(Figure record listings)
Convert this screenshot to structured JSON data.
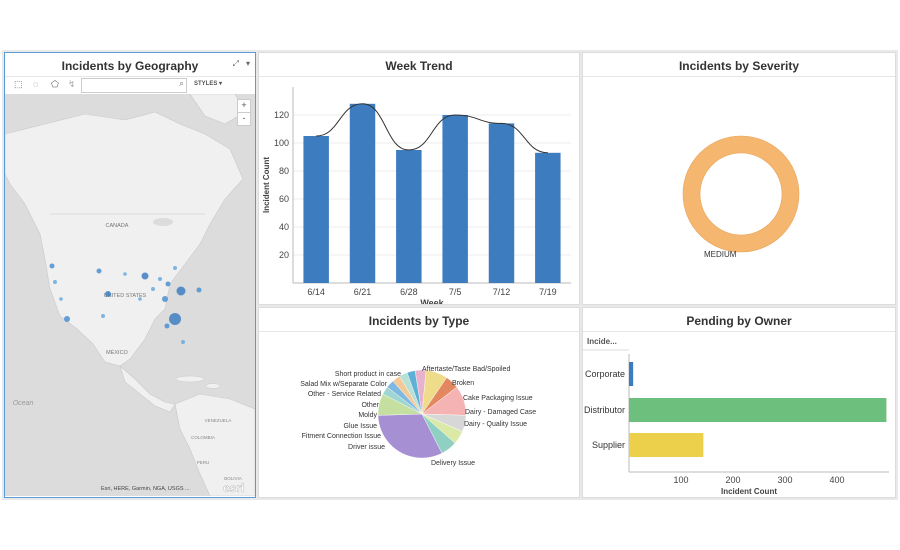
{
  "map": {
    "title": "Incidents by Geography",
    "styles_label": "STYLES",
    "search_placeholder": "",
    "labels": {
      "canada": "CANADA",
      "us": "UNITED STATES",
      "mexico": "MÉXICO",
      "ocean": "Ocean",
      "venezuela": "VENEZUELA",
      "colombia": "COLOMBIA",
      "peru": "PERU",
      "bolivia": "BOLIVIA"
    },
    "attribution": "Esri, HERE, Garmin, NGA, USGS ...",
    "logo": "esri",
    "zoom_in": "+",
    "zoom_out": "-"
  },
  "week_trend": {
    "title": "Week Trend",
    "chart_data": {
      "type": "bar",
      "categories": [
        "6/14",
        "6/21",
        "6/28",
        "7/5",
        "7/12",
        "7/19"
      ],
      "values": [
        105,
        128,
        95,
        120,
        114,
        93
      ],
      "xlabel": "Week",
      "ylabel": "Incident Count",
      "yticks": [
        20,
        40,
        60,
        80,
        100,
        120
      ],
      "ylim": [
        0,
        140
      ],
      "trend_line": true,
      "bar_color": "#3d7dbf"
    }
  },
  "severity": {
    "title": "Incidents by Severity",
    "chart_data": {
      "type": "pie",
      "donut": true,
      "slices": [
        {
          "label": "MEDIUM",
          "value": 100,
          "color": "#f5b66f"
        }
      ]
    }
  },
  "by_type": {
    "title": "Incidents by Type",
    "chart_data": {
      "type": "pie",
      "slices": [
        {
          "label": "Delivery Issue",
          "value": 32,
          "color": "#a68fd3"
        },
        {
          "label": "Driver issue",
          "value": 8,
          "color": "#c4dfa0"
        },
        {
          "label": "Fitment Connection Issue",
          "value": 3,
          "color": "#9fd6d1"
        },
        {
          "label": "Glue Issue",
          "value": 3,
          "color": "#7fb8e0"
        },
        {
          "label": "Moldy",
          "value": 3,
          "color": "#f4c998"
        },
        {
          "label": "Other",
          "value": 3,
          "color": "#b7e0d7"
        },
        {
          "label": "Other - Service Related",
          "value": 3,
          "color": "#5fb0d6"
        },
        {
          "label": "Salad Mix w/Separate Color",
          "value": 4,
          "color": "#e8b2cc"
        },
        {
          "label": "Short product in case",
          "value": 8,
          "color": "#efdc8a"
        },
        {
          "label": "Aftertaste/Taste Bad/Spoiled",
          "value": 5,
          "color": "#e2875e"
        },
        {
          "label": "Broken",
          "value": 11,
          "color": "#f6b3b3"
        },
        {
          "label": "Cake Packaging Issue",
          "value": 6,
          "color": "#d7d7d7"
        },
        {
          "label": "Dairy - Damaged Case",
          "value": 5,
          "color": "#dbe9a6"
        },
        {
          "label": "Dairy - Quality Issue",
          "value": 6,
          "color": "#8fd0c2"
        }
      ]
    }
  },
  "pending": {
    "title": "Pending by Owner",
    "column_header": "Incide...",
    "chart_data": {
      "type": "bar",
      "orientation": "horizontal",
      "categories": [
        "Corporate",
        "Distributor",
        "Supplier"
      ],
      "values": [
        8,
        495,
        143
      ],
      "colors": [
        "#3d7dbf",
        "#6cbf7d",
        "#eccf4a"
      ],
      "xlabel": "Incident Count",
      "xticks": [
        100,
        200,
        300,
        400
      ],
      "xlim": [
        0,
        500
      ]
    }
  }
}
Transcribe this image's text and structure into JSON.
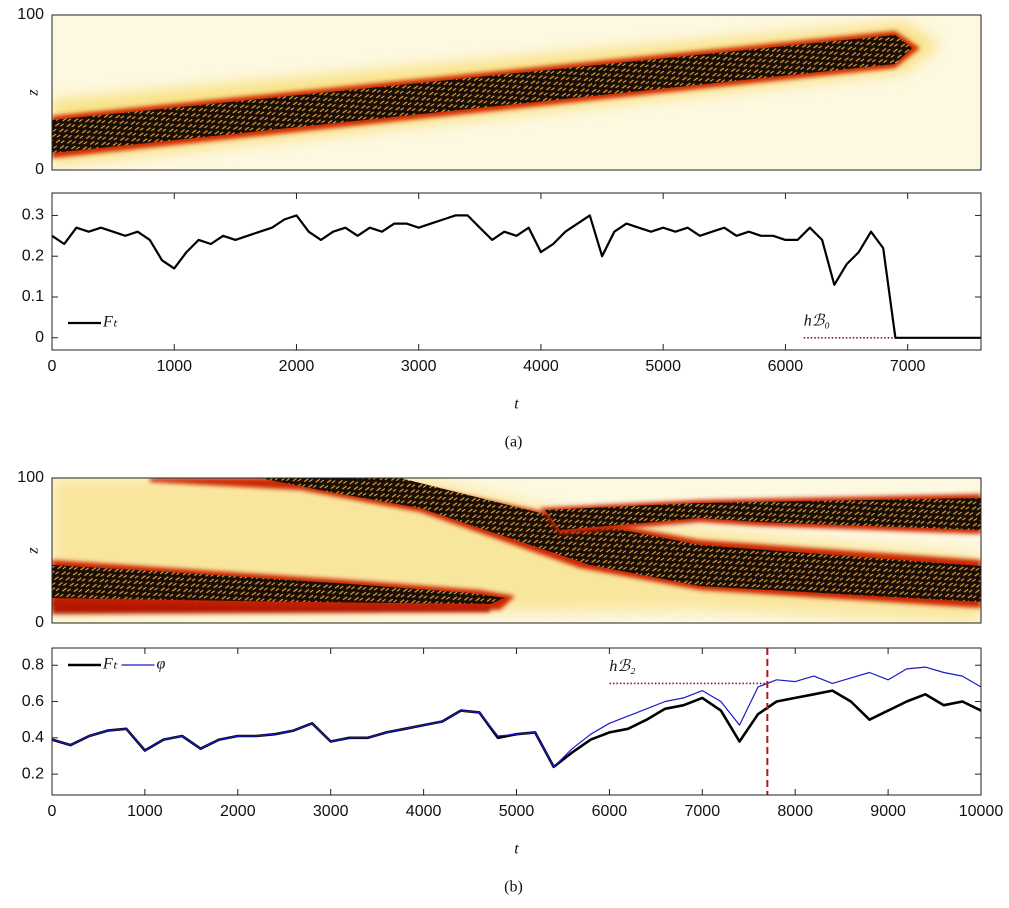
{
  "chart_data": [
    {
      "type": "heatmap",
      "ylabel": "z",
      "ylim": [
        0,
        100
      ],
      "yticks": [
        0,
        100
      ]
    },
    {
      "type": "line",
      "xlabel": "t",
      "caption": "(a)",
      "legend": "lower left",
      "xlim": [
        0,
        7600
      ],
      "xticks": [
        0,
        1000,
        2000,
        3000,
        4000,
        5000,
        6000,
        7000
      ],
      "ylim": [
        -0.03,
        0.355
      ],
      "yticks": [
        0,
        0.1,
        0.2,
        0.3
      ],
      "x": [
        0,
        100,
        200,
        300,
        400,
        500,
        600,
        700,
        800,
        900,
        1000,
        1100,
        1200,
        1300,
        1400,
        1500,
        1600,
        1700,
        1800,
        1900,
        2000,
        2100,
        2200,
        2300,
        2400,
        2500,
        2600,
        2700,
        2800,
        2900,
        3000,
        3100,
        3200,
        3300,
        3400,
        3500,
        3600,
        3700,
        3800,
        3900,
        4000,
        4100,
        4200,
        4300,
        4400,
        4500,
        4600,
        4700,
        4800,
        4900,
        5000,
        5100,
        5200,
        5300,
        5400,
        5500,
        5600,
        5700,
        5800,
        5900,
        6000,
        6100,
        6200,
        6300,
        6400,
        6500,
        6600,
        6700,
        6800,
        6900,
        7000,
        7100,
        7200,
        7300,
        7400,
        7500,
        7600
      ],
      "series": [
        {
          "name": "Fₜ",
          "color": "#000000",
          "width": 2.2,
          "values": [
            0.25,
            0.23,
            0.27,
            0.26,
            0.27,
            0.26,
            0.25,
            0.26,
            0.24,
            0.19,
            0.17,
            0.21,
            0.24,
            0.23,
            0.25,
            0.24,
            0.25,
            0.26,
            0.27,
            0.29,
            0.3,
            0.26,
            0.24,
            0.26,
            0.27,
            0.25,
            0.27,
            0.26,
            0.28,
            0.28,
            0.27,
            0.28,
            0.29,
            0.3,
            0.3,
            0.27,
            0.24,
            0.26,
            0.25,
            0.27,
            0.21,
            0.23,
            0.26,
            0.28,
            0.3,
            0.2,
            0.26,
            0.28,
            0.27,
            0.26,
            0.27,
            0.26,
            0.27,
            0.25,
            0.26,
            0.27,
            0.25,
            0.26,
            0.25,
            0.25,
            0.24,
            0.24,
            0.27,
            0.24,
            0.13,
            0.18,
            0.21,
            0.26,
            0.22,
            0,
            0,
            0,
            0,
            0,
            0,
            0,
            0
          ]
        }
      ],
      "annotations": [
        {
          "label": "hℬ₀",
          "x": [
            6150,
            6900
          ],
          "y": 0,
          "color": "#a01010"
        }
      ]
    },
    {
      "type": "heatmap",
      "ylabel": "z",
      "ylim": [
        0,
        100
      ],
      "yticks": [
        0,
        100
      ]
    },
    {
      "type": "line",
      "xlabel": "t",
      "caption": "(b)",
      "legend": "upper left",
      "xlim": [
        0,
        10000
      ],
      "xticks": [
        0,
        1000,
        2000,
        3000,
        4000,
        5000,
        6000,
        7000,
        8000,
        9000,
        10000
      ],
      "ylim": [
        0.085,
        0.895
      ],
      "yticks": [
        0.2,
        0.4,
        0.6,
        0.8
      ],
      "x": [
        0,
        200,
        400,
        600,
        800,
        1000,
        1200,
        1400,
        1600,
        1800,
        2000,
        2200,
        2400,
        2600,
        2800,
        3000,
        3200,
        3400,
        3600,
        3800,
        4000,
        4200,
        4400,
        4600,
        4800,
        5000,
        5200,
        5400,
        5600,
        5800,
        6000,
        6200,
        6400,
        6600,
        6800,
        7000,
        7200,
        7400,
        7600,
        7800,
        8000,
        8200,
        8400,
        8600,
        8800,
        9000,
        9200,
        9400,
        9600,
        9800,
        10000
      ],
      "series": [
        {
          "name": "Fₜ",
          "color": "#000000",
          "width": 2.6,
          "values": [
            0.39,
            0.36,
            0.41,
            0.44,
            0.45,
            0.33,
            0.39,
            0.41,
            0.34,
            0.39,
            0.41,
            0.41,
            0.42,
            0.44,
            0.48,
            0.38,
            0.4,
            0.4,
            0.43,
            0.45,
            0.47,
            0.49,
            0.55,
            0.54,
            0.4,
            0.42,
            0.43,
            0.24,
            0.32,
            0.39,
            0.43,
            0.45,
            0.5,
            0.56,
            0.58,
            0.62,
            0.55,
            0.38,
            0.53,
            0.6,
            0.62,
            0.64,
            0.66,
            0.6,
            0.5,
            0.55,
            0.6,
            0.64,
            0.58,
            0.6,
            0.55
          ]
        },
        {
          "name": "φ",
          "color": "#1a1acc",
          "width": 1.2,
          "values": [
            0.39,
            0.36,
            0.41,
            0.44,
            0.45,
            0.33,
            0.39,
            0.41,
            0.34,
            0.39,
            0.41,
            0.41,
            0.42,
            0.44,
            0.48,
            0.38,
            0.4,
            0.4,
            0.43,
            0.45,
            0.47,
            0.49,
            0.55,
            0.54,
            0.41,
            0.42,
            0.43,
            0.24,
            0.34,
            0.42,
            0.48,
            0.52,
            0.56,
            0.6,
            0.62,
            0.66,
            0.6,
            0.47,
            0.68,
            0.72,
            0.71,
            0.74,
            0.7,
            0.73,
            0.76,
            0.72,
            0.78,
            0.79,
            0.76,
            0.74,
            0.68
          ]
        }
      ],
      "annotations": [
        {
          "label": "hℬ₂",
          "x": [
            6000,
            7700
          ],
          "y": 0.7,
          "color": "#a01010"
        }
      ],
      "vlines": [
        {
          "x": 7700,
          "color": "#b01818"
        }
      ]
    }
  ]
}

Aim of the task → Of the lines in the listing above, how many hold the string "title"? Reply with the number only.

Answer in full → 5